(TASK TO COMPLETE): Below are some records. Copy every line in them that holds "Carlo".

(MATERIALS PROVIDED):
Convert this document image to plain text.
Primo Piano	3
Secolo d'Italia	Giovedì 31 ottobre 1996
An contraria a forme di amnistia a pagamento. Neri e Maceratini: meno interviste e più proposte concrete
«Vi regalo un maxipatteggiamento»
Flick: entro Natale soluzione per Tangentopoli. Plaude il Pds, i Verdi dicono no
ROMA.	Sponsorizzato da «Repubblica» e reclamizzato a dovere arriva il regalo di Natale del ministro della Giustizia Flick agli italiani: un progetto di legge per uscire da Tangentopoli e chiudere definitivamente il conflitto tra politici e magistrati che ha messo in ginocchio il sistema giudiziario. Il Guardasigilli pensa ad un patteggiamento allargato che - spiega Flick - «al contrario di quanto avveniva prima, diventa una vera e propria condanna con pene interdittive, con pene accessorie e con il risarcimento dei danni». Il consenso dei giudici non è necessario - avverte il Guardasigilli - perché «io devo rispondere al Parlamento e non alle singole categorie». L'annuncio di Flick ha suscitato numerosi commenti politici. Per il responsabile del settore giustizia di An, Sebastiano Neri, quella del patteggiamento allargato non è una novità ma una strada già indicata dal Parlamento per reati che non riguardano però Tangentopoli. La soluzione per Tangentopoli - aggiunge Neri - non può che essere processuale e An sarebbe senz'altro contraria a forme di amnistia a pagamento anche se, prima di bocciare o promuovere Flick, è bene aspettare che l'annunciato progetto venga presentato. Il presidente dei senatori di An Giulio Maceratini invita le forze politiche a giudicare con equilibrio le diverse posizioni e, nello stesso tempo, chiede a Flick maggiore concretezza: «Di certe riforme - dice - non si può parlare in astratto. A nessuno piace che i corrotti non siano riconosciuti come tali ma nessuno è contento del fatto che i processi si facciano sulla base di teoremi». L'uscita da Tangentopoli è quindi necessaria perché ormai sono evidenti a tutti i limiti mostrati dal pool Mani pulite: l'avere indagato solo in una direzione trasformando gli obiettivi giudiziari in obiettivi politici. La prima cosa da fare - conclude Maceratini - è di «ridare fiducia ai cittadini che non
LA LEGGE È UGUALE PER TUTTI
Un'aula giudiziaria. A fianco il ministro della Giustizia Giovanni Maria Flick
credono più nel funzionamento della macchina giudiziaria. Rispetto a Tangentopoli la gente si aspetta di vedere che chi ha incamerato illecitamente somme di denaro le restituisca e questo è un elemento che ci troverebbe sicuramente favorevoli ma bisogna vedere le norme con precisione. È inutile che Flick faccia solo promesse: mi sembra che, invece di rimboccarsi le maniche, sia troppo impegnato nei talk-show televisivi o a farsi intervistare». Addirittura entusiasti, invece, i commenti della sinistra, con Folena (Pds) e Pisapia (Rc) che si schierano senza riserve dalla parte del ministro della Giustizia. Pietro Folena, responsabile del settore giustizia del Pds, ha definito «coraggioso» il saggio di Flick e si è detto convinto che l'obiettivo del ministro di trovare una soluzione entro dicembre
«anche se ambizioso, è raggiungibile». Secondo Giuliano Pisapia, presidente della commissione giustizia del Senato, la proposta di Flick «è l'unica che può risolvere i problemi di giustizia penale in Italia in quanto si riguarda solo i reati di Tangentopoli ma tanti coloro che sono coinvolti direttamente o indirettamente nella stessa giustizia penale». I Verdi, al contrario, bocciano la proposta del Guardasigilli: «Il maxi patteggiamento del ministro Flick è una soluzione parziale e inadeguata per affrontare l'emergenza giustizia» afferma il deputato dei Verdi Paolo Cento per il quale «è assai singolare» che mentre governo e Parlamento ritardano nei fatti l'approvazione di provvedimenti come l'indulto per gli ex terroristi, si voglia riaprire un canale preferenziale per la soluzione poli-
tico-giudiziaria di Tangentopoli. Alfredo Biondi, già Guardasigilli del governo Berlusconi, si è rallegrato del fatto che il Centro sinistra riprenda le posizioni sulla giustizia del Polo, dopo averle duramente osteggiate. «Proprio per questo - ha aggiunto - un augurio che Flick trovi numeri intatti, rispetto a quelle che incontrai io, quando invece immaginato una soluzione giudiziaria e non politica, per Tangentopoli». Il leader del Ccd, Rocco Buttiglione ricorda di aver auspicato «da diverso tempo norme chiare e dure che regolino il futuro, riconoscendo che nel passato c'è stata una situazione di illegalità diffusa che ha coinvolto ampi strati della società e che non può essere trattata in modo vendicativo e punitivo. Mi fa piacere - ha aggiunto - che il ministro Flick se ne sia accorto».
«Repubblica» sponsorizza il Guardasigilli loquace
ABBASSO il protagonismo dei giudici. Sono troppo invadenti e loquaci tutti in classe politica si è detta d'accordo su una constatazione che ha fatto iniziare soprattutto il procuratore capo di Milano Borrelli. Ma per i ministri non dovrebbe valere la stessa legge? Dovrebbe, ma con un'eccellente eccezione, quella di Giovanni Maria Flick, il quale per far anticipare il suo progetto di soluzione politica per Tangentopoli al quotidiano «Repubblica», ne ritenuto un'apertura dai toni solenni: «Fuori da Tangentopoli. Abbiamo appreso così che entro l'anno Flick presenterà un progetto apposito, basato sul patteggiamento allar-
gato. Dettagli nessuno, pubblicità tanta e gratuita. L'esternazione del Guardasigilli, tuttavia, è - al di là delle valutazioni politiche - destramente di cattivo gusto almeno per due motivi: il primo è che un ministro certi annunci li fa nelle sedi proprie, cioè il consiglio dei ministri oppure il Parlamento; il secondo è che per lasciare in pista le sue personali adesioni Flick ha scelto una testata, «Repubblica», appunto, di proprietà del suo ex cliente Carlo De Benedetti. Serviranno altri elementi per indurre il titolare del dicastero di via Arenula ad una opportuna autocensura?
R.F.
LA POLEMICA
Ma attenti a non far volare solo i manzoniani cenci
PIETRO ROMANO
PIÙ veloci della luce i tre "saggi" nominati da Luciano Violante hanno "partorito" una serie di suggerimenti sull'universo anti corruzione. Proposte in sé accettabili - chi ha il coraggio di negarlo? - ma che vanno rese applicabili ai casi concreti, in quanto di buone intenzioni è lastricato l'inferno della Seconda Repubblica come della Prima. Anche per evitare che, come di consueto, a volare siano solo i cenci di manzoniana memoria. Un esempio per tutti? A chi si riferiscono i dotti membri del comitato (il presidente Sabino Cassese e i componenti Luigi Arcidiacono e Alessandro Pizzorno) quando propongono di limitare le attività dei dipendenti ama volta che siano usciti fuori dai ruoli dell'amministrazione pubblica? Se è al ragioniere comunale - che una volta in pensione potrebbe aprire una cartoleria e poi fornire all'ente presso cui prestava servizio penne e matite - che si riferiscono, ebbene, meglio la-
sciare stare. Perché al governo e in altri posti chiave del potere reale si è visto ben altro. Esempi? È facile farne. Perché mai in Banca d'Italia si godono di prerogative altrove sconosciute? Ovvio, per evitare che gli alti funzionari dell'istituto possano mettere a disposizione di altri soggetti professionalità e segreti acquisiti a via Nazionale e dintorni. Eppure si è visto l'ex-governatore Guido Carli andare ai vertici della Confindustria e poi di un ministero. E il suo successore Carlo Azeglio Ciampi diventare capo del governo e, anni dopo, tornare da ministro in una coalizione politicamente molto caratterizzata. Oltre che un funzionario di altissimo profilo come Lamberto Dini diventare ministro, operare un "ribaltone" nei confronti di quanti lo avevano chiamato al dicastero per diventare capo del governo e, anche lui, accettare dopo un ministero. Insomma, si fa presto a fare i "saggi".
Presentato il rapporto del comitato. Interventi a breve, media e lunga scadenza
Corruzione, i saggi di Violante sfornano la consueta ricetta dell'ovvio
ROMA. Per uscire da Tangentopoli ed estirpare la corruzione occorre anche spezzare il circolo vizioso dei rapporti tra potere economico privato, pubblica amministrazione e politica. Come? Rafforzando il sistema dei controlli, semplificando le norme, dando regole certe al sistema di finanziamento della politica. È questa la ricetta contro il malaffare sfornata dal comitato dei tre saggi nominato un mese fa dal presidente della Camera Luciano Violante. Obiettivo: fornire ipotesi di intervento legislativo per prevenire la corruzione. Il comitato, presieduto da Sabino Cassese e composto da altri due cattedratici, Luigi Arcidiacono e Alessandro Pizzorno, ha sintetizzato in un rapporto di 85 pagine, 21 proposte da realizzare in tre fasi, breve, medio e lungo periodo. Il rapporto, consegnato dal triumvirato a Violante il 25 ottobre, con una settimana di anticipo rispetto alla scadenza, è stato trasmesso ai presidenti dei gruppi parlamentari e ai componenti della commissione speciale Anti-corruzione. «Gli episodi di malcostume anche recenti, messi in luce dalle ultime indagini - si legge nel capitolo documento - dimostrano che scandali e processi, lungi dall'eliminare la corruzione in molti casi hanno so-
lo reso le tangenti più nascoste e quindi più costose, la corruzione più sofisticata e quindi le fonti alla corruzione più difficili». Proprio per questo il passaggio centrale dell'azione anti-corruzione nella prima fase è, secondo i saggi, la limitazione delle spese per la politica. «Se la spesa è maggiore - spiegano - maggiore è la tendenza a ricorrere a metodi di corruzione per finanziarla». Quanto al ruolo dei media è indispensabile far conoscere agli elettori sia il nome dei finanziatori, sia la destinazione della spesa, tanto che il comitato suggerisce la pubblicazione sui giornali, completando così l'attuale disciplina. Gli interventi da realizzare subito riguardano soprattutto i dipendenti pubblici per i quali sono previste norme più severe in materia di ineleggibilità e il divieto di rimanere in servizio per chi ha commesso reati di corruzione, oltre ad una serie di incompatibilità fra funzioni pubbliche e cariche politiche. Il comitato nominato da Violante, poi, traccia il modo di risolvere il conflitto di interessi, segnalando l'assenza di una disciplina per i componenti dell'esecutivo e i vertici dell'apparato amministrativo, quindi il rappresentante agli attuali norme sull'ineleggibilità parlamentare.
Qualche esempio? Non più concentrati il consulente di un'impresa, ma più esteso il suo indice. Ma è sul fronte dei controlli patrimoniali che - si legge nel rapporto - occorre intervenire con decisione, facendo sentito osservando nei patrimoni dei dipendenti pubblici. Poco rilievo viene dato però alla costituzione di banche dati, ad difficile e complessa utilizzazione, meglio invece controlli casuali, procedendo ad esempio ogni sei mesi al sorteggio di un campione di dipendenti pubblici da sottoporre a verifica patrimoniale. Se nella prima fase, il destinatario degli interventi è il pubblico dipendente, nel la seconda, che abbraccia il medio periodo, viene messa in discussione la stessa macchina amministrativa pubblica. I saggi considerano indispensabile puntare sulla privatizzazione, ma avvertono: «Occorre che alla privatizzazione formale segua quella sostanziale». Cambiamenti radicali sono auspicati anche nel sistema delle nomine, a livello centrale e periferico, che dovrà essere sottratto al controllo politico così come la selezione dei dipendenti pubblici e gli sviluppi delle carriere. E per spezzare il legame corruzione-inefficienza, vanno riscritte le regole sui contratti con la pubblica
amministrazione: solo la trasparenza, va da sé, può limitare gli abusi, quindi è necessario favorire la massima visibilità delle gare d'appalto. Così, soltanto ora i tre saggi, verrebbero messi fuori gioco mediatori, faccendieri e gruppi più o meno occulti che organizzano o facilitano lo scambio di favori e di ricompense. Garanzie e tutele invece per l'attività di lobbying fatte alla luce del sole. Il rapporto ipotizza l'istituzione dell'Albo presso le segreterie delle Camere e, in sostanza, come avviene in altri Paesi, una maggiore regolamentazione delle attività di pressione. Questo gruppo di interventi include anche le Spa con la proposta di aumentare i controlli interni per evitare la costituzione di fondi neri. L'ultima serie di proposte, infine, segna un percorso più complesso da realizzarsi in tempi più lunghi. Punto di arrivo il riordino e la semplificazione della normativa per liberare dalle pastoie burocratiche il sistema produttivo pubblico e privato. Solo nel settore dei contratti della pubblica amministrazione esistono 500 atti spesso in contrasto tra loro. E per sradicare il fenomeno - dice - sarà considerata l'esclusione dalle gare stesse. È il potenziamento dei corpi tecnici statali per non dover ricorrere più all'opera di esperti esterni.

(RESPONSE BELOW):
gato. Dettagli nessuno, pubblicità tanta e gratuita. L'esternazione del Guardasigilli, tuttavia, è - al di là delle valutazioni politiche - destramente di cattivo gusto almeno per due motivi: il primo è che un ministro certi annunci li fa nelle sedi proprie, cioè il consiglio dei ministri oppure il Parlamento; il secondo è che per lasciare in pista le sue personali adesioni Flick ha scelto una testata, «Repubblica», appunto, di proprietà del suo ex cliente Carlo De Benedetti. Serviranno altri elementi per indurre il titolare del dicastero di via Arenula ad una opportuna autocensura?
sciare stare. Perché al governo e in altri posti chiave del potere reale si è visto ben altro. Esempi? È facile farne. Perché mai in Banca d'Italia si godono di prerogative altrove sconosciute? Ovvio, per evitare che gli alti funzionari dell'istituto possano mettere a disposizione di altri soggetti professionalità e segreti acquisiti a via Nazionale e dintorni. Eppure si è visto l'ex-governatore Guido Carli andare ai vertici della Confindustria e poi di un ministero. E il suo successore Carlo Azeglio Ciampi diventare capo del governo e, anni dopo, tornare da ministro in una coalizione politicamente molto caratterizzata. Oltre che un funzionario di altissimo profilo come Lamberto Dini diventare ministro, operare un "ribaltone" nei confronti di quanti lo avevano chiamato al dicastero per diventare capo del governo e, anche lui, accettare dopo un ministero. Insomma, si fa presto a fare i "saggi".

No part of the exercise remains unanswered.